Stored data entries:
'''

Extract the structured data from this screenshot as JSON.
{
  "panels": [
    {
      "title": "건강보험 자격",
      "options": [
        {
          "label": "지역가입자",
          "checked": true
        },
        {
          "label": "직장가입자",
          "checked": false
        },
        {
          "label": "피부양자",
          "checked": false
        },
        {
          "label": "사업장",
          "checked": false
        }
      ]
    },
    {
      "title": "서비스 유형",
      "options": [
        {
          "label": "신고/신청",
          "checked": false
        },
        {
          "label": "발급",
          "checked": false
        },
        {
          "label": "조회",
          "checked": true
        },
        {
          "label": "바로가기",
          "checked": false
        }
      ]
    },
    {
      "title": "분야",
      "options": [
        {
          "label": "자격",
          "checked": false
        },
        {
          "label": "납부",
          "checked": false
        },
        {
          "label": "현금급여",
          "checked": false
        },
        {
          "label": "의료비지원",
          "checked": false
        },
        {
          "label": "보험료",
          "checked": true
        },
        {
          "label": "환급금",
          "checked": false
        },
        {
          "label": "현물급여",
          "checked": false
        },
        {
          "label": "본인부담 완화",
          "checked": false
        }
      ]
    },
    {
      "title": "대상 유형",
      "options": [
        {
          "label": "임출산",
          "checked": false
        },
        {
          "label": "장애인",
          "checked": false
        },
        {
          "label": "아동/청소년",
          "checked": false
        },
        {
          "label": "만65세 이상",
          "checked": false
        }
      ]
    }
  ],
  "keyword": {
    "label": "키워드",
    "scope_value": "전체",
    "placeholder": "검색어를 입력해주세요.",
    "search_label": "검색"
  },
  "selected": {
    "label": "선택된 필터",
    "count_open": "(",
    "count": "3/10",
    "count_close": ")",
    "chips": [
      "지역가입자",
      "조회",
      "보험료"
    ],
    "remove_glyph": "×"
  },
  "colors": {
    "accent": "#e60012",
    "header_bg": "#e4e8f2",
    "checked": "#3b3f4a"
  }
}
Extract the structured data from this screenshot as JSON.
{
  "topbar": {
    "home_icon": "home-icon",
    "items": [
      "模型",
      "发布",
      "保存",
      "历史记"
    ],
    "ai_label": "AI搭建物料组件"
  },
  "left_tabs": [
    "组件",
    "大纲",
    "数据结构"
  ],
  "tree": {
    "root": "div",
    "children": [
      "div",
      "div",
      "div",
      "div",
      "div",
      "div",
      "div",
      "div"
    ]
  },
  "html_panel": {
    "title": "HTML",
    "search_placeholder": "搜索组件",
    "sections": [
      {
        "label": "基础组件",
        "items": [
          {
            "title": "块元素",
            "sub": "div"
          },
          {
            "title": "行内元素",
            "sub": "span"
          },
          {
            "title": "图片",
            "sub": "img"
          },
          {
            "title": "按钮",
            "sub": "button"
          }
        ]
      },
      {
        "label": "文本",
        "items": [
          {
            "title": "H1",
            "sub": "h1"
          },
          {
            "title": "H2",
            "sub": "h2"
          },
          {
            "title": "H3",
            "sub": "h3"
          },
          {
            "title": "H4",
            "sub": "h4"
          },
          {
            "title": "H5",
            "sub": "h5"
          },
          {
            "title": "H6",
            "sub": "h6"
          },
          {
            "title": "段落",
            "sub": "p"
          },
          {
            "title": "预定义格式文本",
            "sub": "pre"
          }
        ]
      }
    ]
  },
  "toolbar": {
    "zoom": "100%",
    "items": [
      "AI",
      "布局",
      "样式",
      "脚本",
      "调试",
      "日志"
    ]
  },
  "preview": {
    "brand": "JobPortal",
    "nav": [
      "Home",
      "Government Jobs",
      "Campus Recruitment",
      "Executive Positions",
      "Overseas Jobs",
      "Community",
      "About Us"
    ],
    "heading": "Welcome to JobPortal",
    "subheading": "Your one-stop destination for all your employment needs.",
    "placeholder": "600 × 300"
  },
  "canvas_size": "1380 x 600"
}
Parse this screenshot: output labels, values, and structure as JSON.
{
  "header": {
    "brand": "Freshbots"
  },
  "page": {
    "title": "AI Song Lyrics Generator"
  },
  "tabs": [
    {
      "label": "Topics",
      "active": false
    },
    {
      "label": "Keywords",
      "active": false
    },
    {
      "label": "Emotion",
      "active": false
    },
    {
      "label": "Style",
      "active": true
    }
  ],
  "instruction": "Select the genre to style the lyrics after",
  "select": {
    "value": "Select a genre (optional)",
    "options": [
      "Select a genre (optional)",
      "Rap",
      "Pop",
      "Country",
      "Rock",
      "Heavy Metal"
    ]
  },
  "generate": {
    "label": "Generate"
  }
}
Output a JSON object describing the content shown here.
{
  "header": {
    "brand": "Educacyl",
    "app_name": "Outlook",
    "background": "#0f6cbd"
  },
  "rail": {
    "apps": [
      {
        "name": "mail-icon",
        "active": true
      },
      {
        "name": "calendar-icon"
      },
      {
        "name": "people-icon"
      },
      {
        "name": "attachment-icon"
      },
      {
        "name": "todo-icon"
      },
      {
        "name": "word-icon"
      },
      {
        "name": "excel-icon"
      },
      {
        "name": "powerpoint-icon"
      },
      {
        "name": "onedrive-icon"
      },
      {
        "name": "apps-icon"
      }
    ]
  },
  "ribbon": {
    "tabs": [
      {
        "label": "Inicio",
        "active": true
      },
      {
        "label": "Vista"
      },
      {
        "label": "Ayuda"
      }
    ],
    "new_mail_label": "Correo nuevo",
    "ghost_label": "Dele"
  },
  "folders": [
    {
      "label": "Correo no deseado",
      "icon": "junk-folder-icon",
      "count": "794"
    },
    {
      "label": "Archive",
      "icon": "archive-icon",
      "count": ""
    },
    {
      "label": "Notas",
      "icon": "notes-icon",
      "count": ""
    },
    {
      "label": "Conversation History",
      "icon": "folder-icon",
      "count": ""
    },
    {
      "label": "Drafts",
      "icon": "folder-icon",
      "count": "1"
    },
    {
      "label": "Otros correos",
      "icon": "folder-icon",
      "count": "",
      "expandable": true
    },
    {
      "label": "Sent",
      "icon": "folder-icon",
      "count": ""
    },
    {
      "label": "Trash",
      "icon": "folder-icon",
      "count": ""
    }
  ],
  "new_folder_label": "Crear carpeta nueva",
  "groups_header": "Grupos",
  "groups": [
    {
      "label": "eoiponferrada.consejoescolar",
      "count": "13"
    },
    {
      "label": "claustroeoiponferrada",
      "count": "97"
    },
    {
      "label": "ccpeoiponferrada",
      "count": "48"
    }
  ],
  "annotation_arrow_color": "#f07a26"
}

'''

> **Set exercise**
Pull out each record as written and restate it exactly.

> **Result of this exercise**
Extract the structured data from this screenshot as JSON.
{
  "panels": [
    {
      "title": "건강보험 자격",
      "options": [
        {
          "label": "지역가입자",
          "checked": true
        },
        {
          "label": "직장가입자",
          "checked": false
        },
        {
          "label": "피부양자",
          "checked": false
        },
        {
          "label": "사업장",
          "checked": false
        }
      ]
    },
    {
      "title": "서비스 유형",
      "options": [
        {
          "label": "신고/신청",
          "checked": false
        },
        {
          "label": "발급",
          "checked": false
        },
        {
          "label": "조회",
          "checked": true
        },
        {
          "label": "바로가기",
          "checked": false
        }
      ]
    },
    {
      "title": "분야",
      "options": [
        {
          "label": "자격",
          "checked": false
        },
        {
          "label": "납부",
          "checked": false
        },
        {
          "label": "현금급여",
          "checked": false
        },
        {
          "label": "의료비지원",
          "checked": false
        },
        {
          "label": "보험료",
          "checked": true
        },
        {
          "label": "환급금",
          "checked": false
        },
        {
          "label": "현물급여",
          "checked": false
        },
        {
          "label": "본인부담 완화",
          "checked": false
        }
      ]
    },
    {
      "title": "대상 유형",
      "options": [
        {
          "label": "임출산",
          "checked": false
        },
        {
          "label": "장애인",
          "checked": false
        },
        {
          "label": "아동/청소년",
          "checked": false
        },
        {
          "label": "만65세 이상",
          "checked": false
        }
      ]
    }
  ],
  "keyword": {
    "label": "키워드",
    "scope_value": "전체",
    "placeholder": "검색어를 입력해주세요.",
    "search_label": "검색"
  },
  "selected": {
    "label": "선택된 필터",
    "count_open": "(",
    "count": "3/10",
    "count_close": ")",
    "chips": [
      "지역가입자",
      "조회",
      "보험료"
    ],
    "remove_glyph": "×"
  },
  "colors": {
    "accent": "#e60012",
    "header_bg": "#e4e8f2",
    "checked": "#3b3f4a"
  }
}
Extract the structured data from this screenshot as JSON.
{
  "topbar": {
    "home_icon": "home-icon",
    "items": [
      "模型",
      "发布",
      "保存",
      "历史记"
    ],
    "ai_label": "AI搭建物料组件"
  },
  "left_tabs": [
    "组件",
    "大纲",
    "数据结构"
  ],
  "tree": {
    "root": "div",
    "children": [
      "div",
      "div",
      "div",
      "div",
      "div",
      "div",
      "div",
      "div"
    ]
  },
  "html_panel": {
    "title": "HTML",
    "search_placeholder": "搜索组件",
    "sections": [
      {
        "label": "基础组件",
        "items": [
          {
            "title": "块元素",
            "sub": "div"
          },
          {
            "title": "行内元素",
            "sub": "span"
          },
          {
            "title": "图片",
            "sub": "img"
          },
          {
            "title": "按钮",
            "sub": "button"
          }
        ]
      },
      {
        "label": "文本",
        "items": [
          {
            "title": "H1",
            "sub": "h1"
          },
          {
            "title": "H2",
            "sub": "h2"
          },
          {
            "title": "H3",
            "sub": "h3"
          },
          {
            "title": "H4",
            "sub": "h4"
          },
          {
            "title": "H5",
            "sub": "h5"
          },
          {
            "title": "H6",
            "sub": "h6"
          },
          {
            "title": "段落",
            "sub": "p"
          },
          {
            "title": "预定义格式文本",
            "sub": "pre"
          }
        ]
      }
    ]
  },
  "toolbar": {
    "zoom": "100%",
    "items": [
      "AI",
      "布局",
      "样式",
      "脚本",
      "调试",
      "日志"
    ]
  },
  "preview": {
    "brand": "JobPortal",
    "nav": [
      "Home",
      "Government Jobs",
      "Campus Recruitment",
      "Executive Positions",
      "Overseas Jobs",
      "Community",
      "About Us"
    ],
    "heading": "Welcome to JobPortal",
    "subheading": "Your one-stop destination for all your employment needs.",
    "placeholder": "600 × 300"
  },
  "canvas_size": "1380 x 600"
}
Parse this screenshot: output labels, values, and structure as JSON.
{
  "header": {
    "brand": "Freshbots"
  },
  "page": {
    "title": "AI Song Lyrics Generator"
  },
  "tabs": [
    {
      "label": "Topics",
      "active": false
    },
    {
      "label": "Keywords",
      "active": false
    },
    {
      "label": "Emotion",
      "active": false
    },
    {
      "label": "Style",
      "active": true
    }
  ],
  "instruction": "Select the genre to style the lyrics after",
  "select": {
    "value": "Select a genre (optional)",
    "options": [
      "Select a genre (optional)",
      "Rap",
      "Pop",
      "Country",
      "Rock",
      "Heavy Metal"
    ]
  },
  "generate": {
    "label": "Generate"
  }
}
Output a JSON object describing the content shown here.
{
  "header": {
    "brand": "Educacyl",
    "app_name": "Outlook",
    "background": "#0f6cbd"
  },
  "rail": {
    "apps": [
      {
        "name": "mail-icon",
        "active": true
      },
      {
        "name": "calendar-icon"
      },
      {
        "name": "people-icon"
      },
      {
        "name": "attachment-icon"
      },
      {
        "name": "todo-icon"
      },
      {
        "name": "word-icon"
      },
      {
        "name": "excel-icon"
      },
      {
        "name": "powerpoint-icon"
      },
      {
        "name": "onedrive-icon"
      },
      {
        "name": "apps-icon"
      }
    ]
  },
  "ribbon": {
    "tabs": [
      {
        "label": "Inicio",
        "active": true
      },
      {
        "label": "Vista"
      },
      {
        "label": "Ayuda"
      }
    ],
    "new_mail_label": "Correo nuevo",
    "ghost_label": "Dele"
  },
  "folders": [
    {
      "label": "Correo no deseado",
      "icon": "junk-folder-icon",
      "count": "794"
    },
    {
      "label": "Archive",
      "icon": "archive-icon",
      "count": ""
    },
    {
      "label": "Notas",
      "icon": "notes-icon",
      "count": ""
    },
    {
      "label": "Conversation History",
      "icon": "folder-icon",
      "count": ""
    },
    {
      "label": "Drafts",
      "icon": "folder-icon",
      "count": "1"
    },
    {
      "label": "Otros correos",
      "icon": "folder-icon",
      "count": "",
      "expandable": true
    },
    {
      "label": "Sent",
      "icon": "folder-icon",
      "count": ""
    },
    {
      "label": "Trash",
      "icon": "folder-icon",
      "count": ""
    }
  ],
  "new_folder_label": "Crear carpeta nueva",
  "groups_header": "Grupos",
  "groups": [
    {
      "label": "eoiponferrada.consejoescolar",
      "count": "13"
    },
    {
      "label": "claustroeoiponferrada",
      "count": "97"
    },
    {
      "label": "ccpeoiponferrada",
      "count": "48"
    }
  ],
  "annotation_arrow_color": "#f07a26"
}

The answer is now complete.